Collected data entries
----
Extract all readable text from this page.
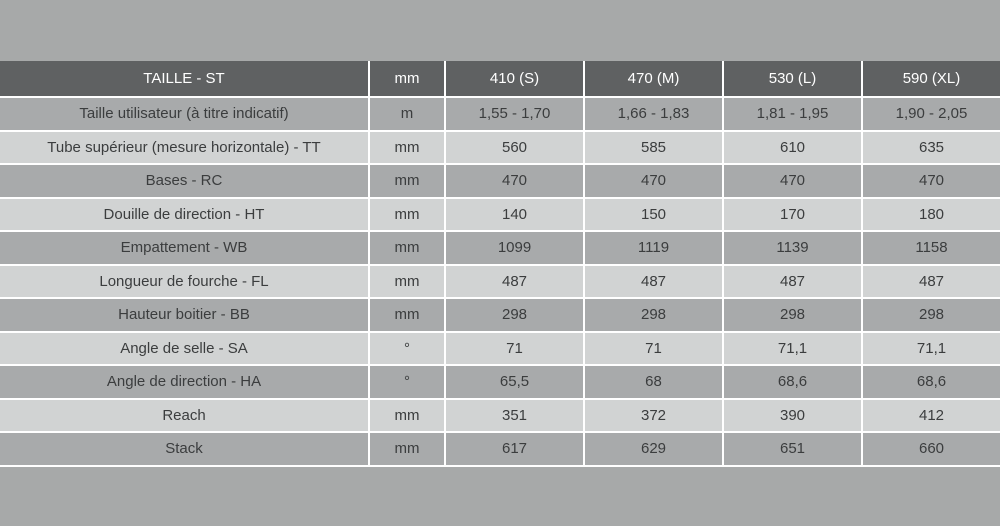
TAILLE - ST	mm	410 (S)	470 (M)	530 (L)	590 (XL)
Taille utilisateur (à titre indicatif)	m	1,55 - 1,70	1,66 - 1,83	1,81 - 1,95	1,90 - 2,05
Tube supérieur (mesure horizontale) - TT	mm	560	585	610	635
Bases - RC	mm	470	470	470	470
Douille de direction - HT	mm	140	150	170	180
Empattement - WB	mm	1099	1119	1139	1158
Longueur de fourche - FL	mm	487	487	487	487
Hauteur boitier - BB	mm	298	298	298	298
Angle de selle - SA	°	71	71	71,1	71,1
Angle de direction - HA	°	65,5	68	68,6	68,6
Reach	mm	351	372	390	412
Stack	mm	617	629	651	660
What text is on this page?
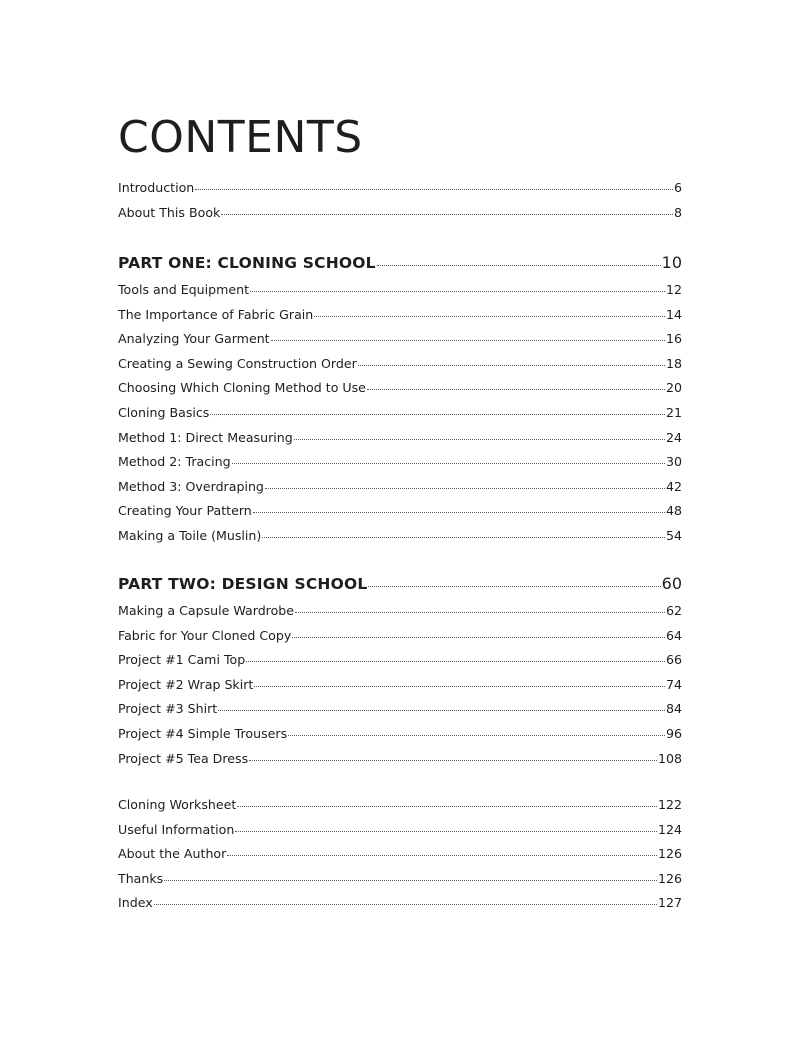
CONTENTS
Introduction	6
About This Book	8
PART ONE: CLONING SCHOOL	10
Tools and Equipment	12
The Importance of Fabric Grain	14
Analyzing Your Garment	16
Creating a Sewing Construction Order	18
Choosing Which Cloning Method to Use	20
Cloning Basics	21
Method 1: Direct Measuring	24
Method 2: Tracing	30
Method 3: Overdraping	42
Creating Your Pattern	48
Making a Toile (Muslin)	54
PART TWO: DESIGN SCHOOL	60
Making a Capsule Wardrobe	62
Fabric for Your Cloned Copy	64
Project #1 Cami Top	66
Project #2 Wrap Skirt	74
Project #3 Shirt	84
Project #4 Simple Trousers	96
Project #5 Tea Dress	108
Cloning Worksheet	122
Useful Information	124
About the Author	126
Thanks	126
Index	127
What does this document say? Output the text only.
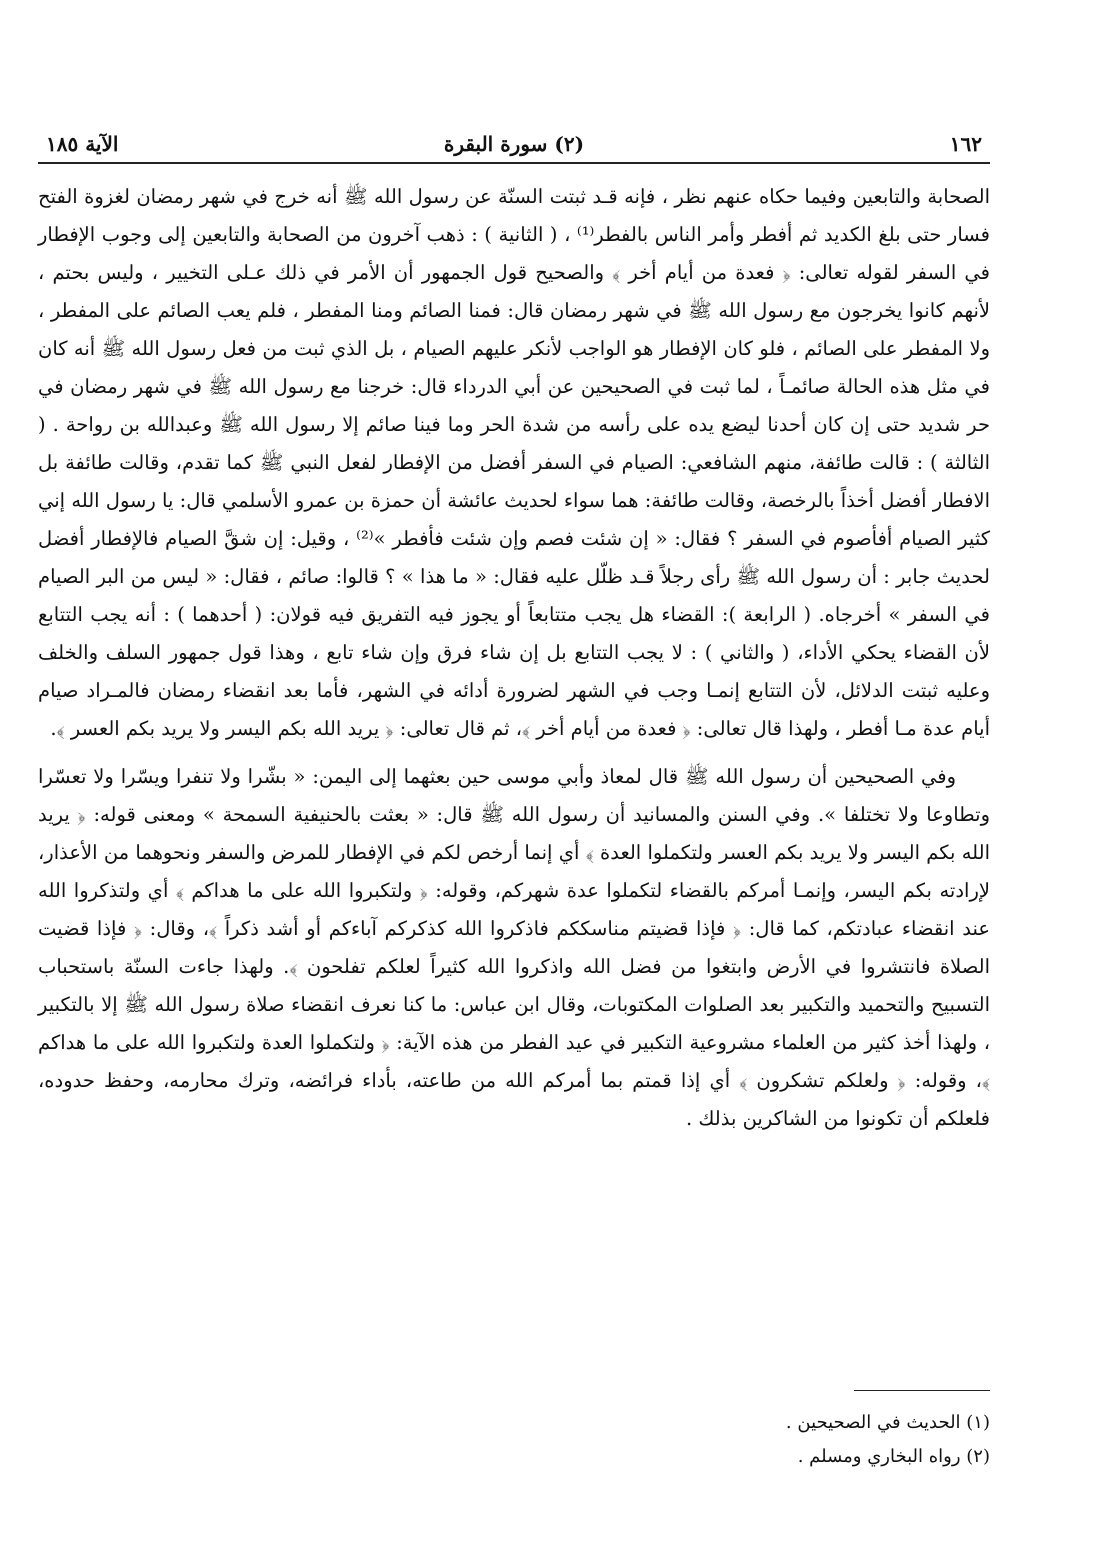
١٦٢
(٢) سورة البقرة
الآية ١٨٥

الصحابة والتابعين وفيما حكاه عنهم نظر ، فإنه قـد ثبتت السنّة عن رسول الله ﷺ أنه خرج في شهر رمضان لغزوة الفتح فسار حتى بلغ الكديد ثم أفطر وأمر الناس بالفطر⁽¹⁾ ، ( الثانية ) : ذهب آخرون من الصحابة والتابعين إلى وجوب الإفطار في السفر لقوله تعالى: ﴿ فعدة من أيام أخر ﴾ والصحيح قول الجمهور أن الأمر في ذلك عـلى التخيير ، وليس بحتم ، لأنهم كانوا يخرجون مع رسول الله ﷺ في شهر رمضان قال: فمنا الصائم ومنا المفطر ، فلم يعب الصائم على المفطر ، ولا المفطر على الصائم ، فلو كان الإفطار هو الواجب لأنكر عليهم الصيام ، بل الذي ثبت من فعل رسول الله ﷺ أنه كان في مثل هذه الحالة صائمـاً ، لما ثبت في الصحيحين عن أبي الدرداء قال: خرجنا مع رسول الله ﷺ في شهر رمضان في حر شديد حتى إن كان أحدنا ليضع يده على رأسه من شدة الحر وما فينا صائم إلا رسول الله ﷺ وعبدالله بن رواحة . ( الثالثة ) : قالت طائفة، منهم الشافعي: الصيام في السفر أفضل من الإفطار لفعل النبي ﷺ كما تقدم، وقالت طائفة بل الافطار أفضل أخذاً بالرخصة، وقالت طائفة: هما سواء لحديث عائشة أن حمزة بن عمرو الأسلمي قال: يا رسول الله إني كثير الصيام أفأصوم في السفر ؟ فقال: « إن شئت فصم وإن شئت فأفطر »⁽²⁾ ، وقيل: إن شقَّ الصيام فالإفطار أفضل لحديث جابر : أن رسول الله ﷺ رأى رجلاً قـد ظلّل عليه فقال: « ما هذا » ؟ قالوا: صائم ، فقال: « ليس من البر الصيام في السفر » أخرجاه. ( الرابعة ): القضاء هل يجب متتابعاً أو يجوز فيه التفريق فيه قولان: ( أحدهما ) : أنه يجب التتابع لأن القضاء يحكي الأداء، ( والثاني ) : لا يجب التتابع بل إن شاء فرق وإن شاء تابع ، وهذا قول جمهور السلف والخلف وعليه ثبتت الدلائل، لأن التتابع إنمـا وجب في الشهر لضرورة أدائه في الشهر، فأما بعد انقضاء رمضان فالمـراد صيام أيام عدة مـا أفطر ، ولهذا قال تعالى: ﴿ فعدة من أيام أخر ﴾، ثم قال تعالى: ﴿ يريد الله بكم اليسر ولا يريد بكم العسر ﴾.

وفي الصحيحين أن رسول الله ﷺ قال لمعاذ وأبي موسى حين بعثهما إلى اليمن: « بشّرا ولا تنفرا ويسّرا ولا تعسّرا وتطاوعا ولا تختلفا ». وفي السنن والمسانيد أن رسول الله ﷺ قال: « بعثت بالحنيفية السمحة » ومعنى قوله: ﴿ يريد الله بكم اليسر ولا يريد بكم العسر ولتكملوا العدة ﴾ أي إنما أرخص لكم في الإفطار للمرض والسفر ونحوهما من الأعذار، لإرادته بكم اليسر، وإنمـا أمركم بالقضاء لتكملوا عدة شهركم، وقوله: ﴿ ولتكبروا الله على ما هداكم ﴾ أي ولتذكروا الله عند انقضاء عبادتكم، كما قال: ﴿ فإذا قضيتم مناسككم فاذكروا الله كذكركم آباءكم أو أشد ذكراً ﴾، وقال: ﴿ فإذا قضيت الصلاة فانتشروا في الأرض وابتغوا من فضل الله واذكروا الله كثيراً لعلكم تفلحون ﴾. ولهذا جاءت السنّة باستحباب التسبيح والتحميد والتكبير بعد الصلوات المكتوبات، وقال ابن عباس: ما كنا نعرف انقضاء صلاة رسول الله ﷺ إلا بالتكبير ، ولهذا أخذ كثير من العلماء مشروعية التكبير في عيد الفطر من هذه الآية: ﴿ ولتكملوا العدة ولتكبروا الله على ما هداكم ﴾، وقوله: ﴿ ولعلكم تشكرون ﴾ أي إذا قمتم بما أمركم الله من طاعته، بأداء فرائضه، وترك محارمه، وحفظ حدوده، فلعلكم أن تكونوا من الشاكرين بذلك .

(١) الحديث في الصحيحين .
(٢) رواه البخاري ومسلم .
----
▶ Requirement:
Return each line among the entries that holds the word "Method".

▶ Result of the exercise:
Choosing Which Cloning Method to Use	20
Method 1: Direct Measuring	24
Method 2: Tracing	30
Method 3: Overdraping	42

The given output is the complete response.